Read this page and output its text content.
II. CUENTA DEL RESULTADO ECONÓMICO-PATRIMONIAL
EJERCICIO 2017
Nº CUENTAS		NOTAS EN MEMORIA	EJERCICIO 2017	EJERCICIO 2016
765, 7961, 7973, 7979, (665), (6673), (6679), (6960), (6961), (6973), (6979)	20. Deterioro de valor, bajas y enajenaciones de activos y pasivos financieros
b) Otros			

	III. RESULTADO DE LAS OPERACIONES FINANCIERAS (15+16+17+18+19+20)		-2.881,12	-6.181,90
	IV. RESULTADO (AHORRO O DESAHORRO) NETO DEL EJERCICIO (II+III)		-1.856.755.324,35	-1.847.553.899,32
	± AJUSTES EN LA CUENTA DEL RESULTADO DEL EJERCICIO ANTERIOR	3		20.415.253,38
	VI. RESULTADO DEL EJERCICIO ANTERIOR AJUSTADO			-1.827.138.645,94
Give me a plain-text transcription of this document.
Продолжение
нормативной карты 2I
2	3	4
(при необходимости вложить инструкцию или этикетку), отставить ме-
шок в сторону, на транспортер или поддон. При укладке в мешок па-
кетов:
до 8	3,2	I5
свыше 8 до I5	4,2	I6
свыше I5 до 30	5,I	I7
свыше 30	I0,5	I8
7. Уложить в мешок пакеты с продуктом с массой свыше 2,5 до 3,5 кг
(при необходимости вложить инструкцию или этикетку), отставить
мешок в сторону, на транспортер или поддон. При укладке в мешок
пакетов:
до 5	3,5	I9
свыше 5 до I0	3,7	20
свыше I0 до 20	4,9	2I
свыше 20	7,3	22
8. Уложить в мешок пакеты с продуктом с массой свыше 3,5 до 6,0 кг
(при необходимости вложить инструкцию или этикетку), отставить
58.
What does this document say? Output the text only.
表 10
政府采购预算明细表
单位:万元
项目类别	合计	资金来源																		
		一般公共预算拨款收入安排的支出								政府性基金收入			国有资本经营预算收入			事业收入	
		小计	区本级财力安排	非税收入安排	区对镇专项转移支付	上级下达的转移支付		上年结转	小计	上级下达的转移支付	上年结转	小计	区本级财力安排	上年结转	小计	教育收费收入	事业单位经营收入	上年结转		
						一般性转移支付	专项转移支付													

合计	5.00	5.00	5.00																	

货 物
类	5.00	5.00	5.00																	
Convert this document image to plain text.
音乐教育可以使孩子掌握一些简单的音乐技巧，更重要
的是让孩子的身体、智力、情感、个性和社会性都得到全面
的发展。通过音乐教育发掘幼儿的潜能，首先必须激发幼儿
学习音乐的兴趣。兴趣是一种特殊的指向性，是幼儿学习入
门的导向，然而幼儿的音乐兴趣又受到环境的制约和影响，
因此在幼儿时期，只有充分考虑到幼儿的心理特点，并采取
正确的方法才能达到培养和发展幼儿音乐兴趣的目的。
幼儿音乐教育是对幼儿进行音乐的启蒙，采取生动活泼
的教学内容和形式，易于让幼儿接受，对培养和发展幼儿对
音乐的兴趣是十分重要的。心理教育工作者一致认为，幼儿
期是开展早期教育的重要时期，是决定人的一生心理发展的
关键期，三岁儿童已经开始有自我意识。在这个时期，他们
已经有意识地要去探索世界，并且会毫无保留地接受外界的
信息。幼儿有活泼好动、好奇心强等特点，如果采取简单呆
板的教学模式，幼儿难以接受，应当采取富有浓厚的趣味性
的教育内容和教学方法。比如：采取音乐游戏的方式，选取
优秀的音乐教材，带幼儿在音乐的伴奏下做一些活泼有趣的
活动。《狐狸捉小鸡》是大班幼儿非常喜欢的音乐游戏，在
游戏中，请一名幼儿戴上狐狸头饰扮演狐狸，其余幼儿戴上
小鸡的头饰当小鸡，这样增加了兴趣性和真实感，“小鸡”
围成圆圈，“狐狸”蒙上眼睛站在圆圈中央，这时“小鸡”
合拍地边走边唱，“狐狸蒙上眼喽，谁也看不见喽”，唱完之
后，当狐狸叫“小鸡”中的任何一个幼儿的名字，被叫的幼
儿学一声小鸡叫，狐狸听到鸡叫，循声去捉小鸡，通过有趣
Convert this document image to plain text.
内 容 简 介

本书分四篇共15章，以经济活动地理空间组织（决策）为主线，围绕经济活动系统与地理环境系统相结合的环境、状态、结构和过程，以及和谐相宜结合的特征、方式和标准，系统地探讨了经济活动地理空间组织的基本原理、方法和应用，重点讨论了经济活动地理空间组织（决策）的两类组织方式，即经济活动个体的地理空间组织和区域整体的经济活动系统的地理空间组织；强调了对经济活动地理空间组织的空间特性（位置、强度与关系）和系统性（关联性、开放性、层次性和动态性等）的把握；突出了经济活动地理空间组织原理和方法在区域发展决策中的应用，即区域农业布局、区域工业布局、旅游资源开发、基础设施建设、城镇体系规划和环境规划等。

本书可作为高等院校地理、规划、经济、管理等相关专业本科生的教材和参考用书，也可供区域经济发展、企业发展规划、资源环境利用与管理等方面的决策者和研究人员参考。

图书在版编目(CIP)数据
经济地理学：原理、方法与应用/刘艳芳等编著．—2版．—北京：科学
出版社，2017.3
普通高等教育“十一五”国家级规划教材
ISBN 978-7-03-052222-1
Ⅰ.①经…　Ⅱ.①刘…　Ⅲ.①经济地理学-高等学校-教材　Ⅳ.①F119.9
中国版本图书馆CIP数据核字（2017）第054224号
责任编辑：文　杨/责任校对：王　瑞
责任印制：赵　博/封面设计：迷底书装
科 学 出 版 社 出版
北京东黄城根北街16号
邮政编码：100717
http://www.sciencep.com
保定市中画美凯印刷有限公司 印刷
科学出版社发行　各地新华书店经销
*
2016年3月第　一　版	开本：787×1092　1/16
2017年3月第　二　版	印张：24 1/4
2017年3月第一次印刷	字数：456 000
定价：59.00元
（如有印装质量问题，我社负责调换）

++++

## GIVEN INSTRUCTION
Transcribe the data above in full, exactly.

## RESULT FOR THIS EXERCISE
Read this page and output its text content.
II. CUENTA DEL RESULTADO ECONÓMICO-PATRIMONIAL
EJERCICIO 2017
Nº CUENTAS		NOTAS EN MEMORIA	EJERCICIO 2017	EJERCICIO 2016
765, 7961, 7973, 7979, (665), (6673), (6679), (6960), (6961), (6973), (6979)	20. Deterioro de valor, bajas y enajenaciones de activos y pasivos financieros
b) Otros			

	III. RESULTADO DE LAS OPERACIONES FINANCIERAS (15+16+17+18+19+20)		-2.881,12	-6.181,90
	IV. RESULTADO (AHORRO O DESAHORRO) NETO DEL EJERCICIO (II+III)		-1.856.755.324,35	-1.847.553.899,32
	± AJUSTES EN LA CUENTA DEL RESULTADO DEL EJERCICIO ANTERIOR	3		20.415.253,38
	VI. RESULTADO DEL EJERCICIO ANTERIOR AJUSTADO			-1.827.138.645,94
Give me a plain-text transcription of this document.
Продолжение
нормативной карты 2I
2	3	4
(при необходимости вложить инструкцию или этикетку), отставить ме-
шок в сторону, на транспортер или поддон. При укладке в мешок па-
кетов:
до 8	3,2	I5
свыше 8 до I5	4,2	I6
свыше I5 до 30	5,I	I7
свыше 30	I0,5	I8
7. Уложить в мешок пакеты с продуктом с массой свыше 2,5 до 3,5 кг
(при необходимости вложить инструкцию или этикетку), отставить
мешок в сторону, на транспортер или поддон. При укладке в мешок
пакетов:
до 5	3,5	I9
свыше 5 до I0	3,7	20
свыше I0 до 20	4,9	2I
свыше 20	7,3	22
8. Уложить в мешок пакеты с продуктом с массой свыше 3,5 до 6,0 кг
(при необходимости вложить инструкцию или этикетку), отставить
58.
What does this document say? Output the text only.
表 10
政府采购预算明细表
单位:万元
项目类别	合计	资金来源																		
		一般公共预算拨款收入安排的支出								政府性基金收入			国有资本经营预算收入			事业收入	
		小计	区本级财力安排	非税收入安排	区对镇专项转移支付	上级下达的转移支付		上年结转	小计	上级下达的转移支付	上年结转	小计	区本级财力安排	上年结转	小计	教育收费收入	事业单位经营收入	上年结转		
						一般性转移支付	专项转移支付													

合计	5.00	5.00	5.00																	

货 物
类	5.00	5.00	5.00																	
Convert this document image to plain text.
音乐教育可以使孩子掌握一些简单的音乐技巧，更重要
的是让孩子的身体、智力、情感、个性和社会性都得到全面
的发展。通过音乐教育发掘幼儿的潜能，首先必须激发幼儿
学习音乐的兴趣。兴趣是一种特殊的指向性，是幼儿学习入
门的导向，然而幼儿的音乐兴趣又受到环境的制约和影响，
因此在幼儿时期，只有充分考虑到幼儿的心理特点，并采取
正确的方法才能达到培养和发展幼儿音乐兴趣的目的。
幼儿音乐教育是对幼儿进行音乐的启蒙，采取生动活泼
的教学内容和形式，易于让幼儿接受，对培养和发展幼儿对
音乐的兴趣是十分重要的。心理教育工作者一致认为，幼儿
期是开展早期教育的重要时期，是决定人的一生心理发展的
关键期，三岁儿童已经开始有自我意识。在这个时期，他们
已经有意识地要去探索世界，并且会毫无保留地接受外界的
信息。幼儿有活泼好动、好奇心强等特点，如果采取简单呆
板的教学模式，幼儿难以接受，应当采取富有浓厚的趣味性
的教育内容和教学方法。比如：采取音乐游戏的方式，选取
优秀的音乐教材，带幼儿在音乐的伴奏下做一些活泼有趣的
活动。《狐狸捉小鸡》是大班幼儿非常喜欢的音乐游戏，在
游戏中，请一名幼儿戴上狐狸头饰扮演狐狸，其余幼儿戴上
小鸡的头饰当小鸡，这样增加了兴趣性和真实感，“小鸡”
围成圆圈，“狐狸”蒙上眼睛站在圆圈中央，这时“小鸡”
合拍地边走边唱，“狐狸蒙上眼喽，谁也看不见喽”，唱完之
后，当狐狸叫“小鸡”中的任何一个幼儿的名字，被叫的幼
儿学一声小鸡叫，狐狸听到鸡叫，循声去捉小鸡，通过有趣
Convert this document image to plain text.
内 容 简 介

本书分四篇共15章，以经济活动地理空间组织（决策）为主线，围绕经济活动系统与地理环境系统相结合的环境、状态、结构和过程，以及和谐相宜结合的特征、方式和标准，系统地探讨了经济活动地理空间组织的基本原理、方法和应用，重点讨论了经济活动地理空间组织（决策）的两类组织方式，即经济活动个体的地理空间组织和区域整体的经济活动系统的地理空间组织；强调了对经济活动地理空间组织的空间特性（位置、强度与关系）和系统性（关联性、开放性、层次性和动态性等）的把握；突出了经济活动地理空间组织原理和方法在区域发展决策中的应用，即区域农业布局、区域工业布局、旅游资源开发、基础设施建设、城镇体系规划和环境规划等。

本书可作为高等院校地理、规划、经济、管理等相关专业本科生的教材和参考用书，也可供区域经济发展、企业发展规划、资源环境利用与管理等方面的决策者和研究人员参考。

图书在版编目(CIP)数据
经济地理学：原理、方法与应用/刘艳芳等编著．—2版．—北京：科学
出版社，2017.3
普通高等教育“十一五”国家级规划教材
ISBN 978-7-03-052222-1
Ⅰ.①经…　Ⅱ.①刘…　Ⅲ.①经济地理学-高等学校-教材　Ⅳ.①F119.9
中国版本图书馆CIP数据核字（2017）第054224号
责任编辑：文　杨/责任校对：王　瑞
责任印制：赵　博/封面设计：迷底书装
科 学 出 版 社 出版
北京东黄城根北街16号
邮政编码：100717
http://www.sciencep.com
保定市中画美凯印刷有限公司 印刷
科学出版社发行　各地新华书店经销
*
2016年3月第　一　版	开本：787×1092　1/16
2017年3月第　二　版	印张：24 1/4
2017年3月第一次印刷	字数：456 000
定价：59.00元
（如有印装质量问题，我社负责调换）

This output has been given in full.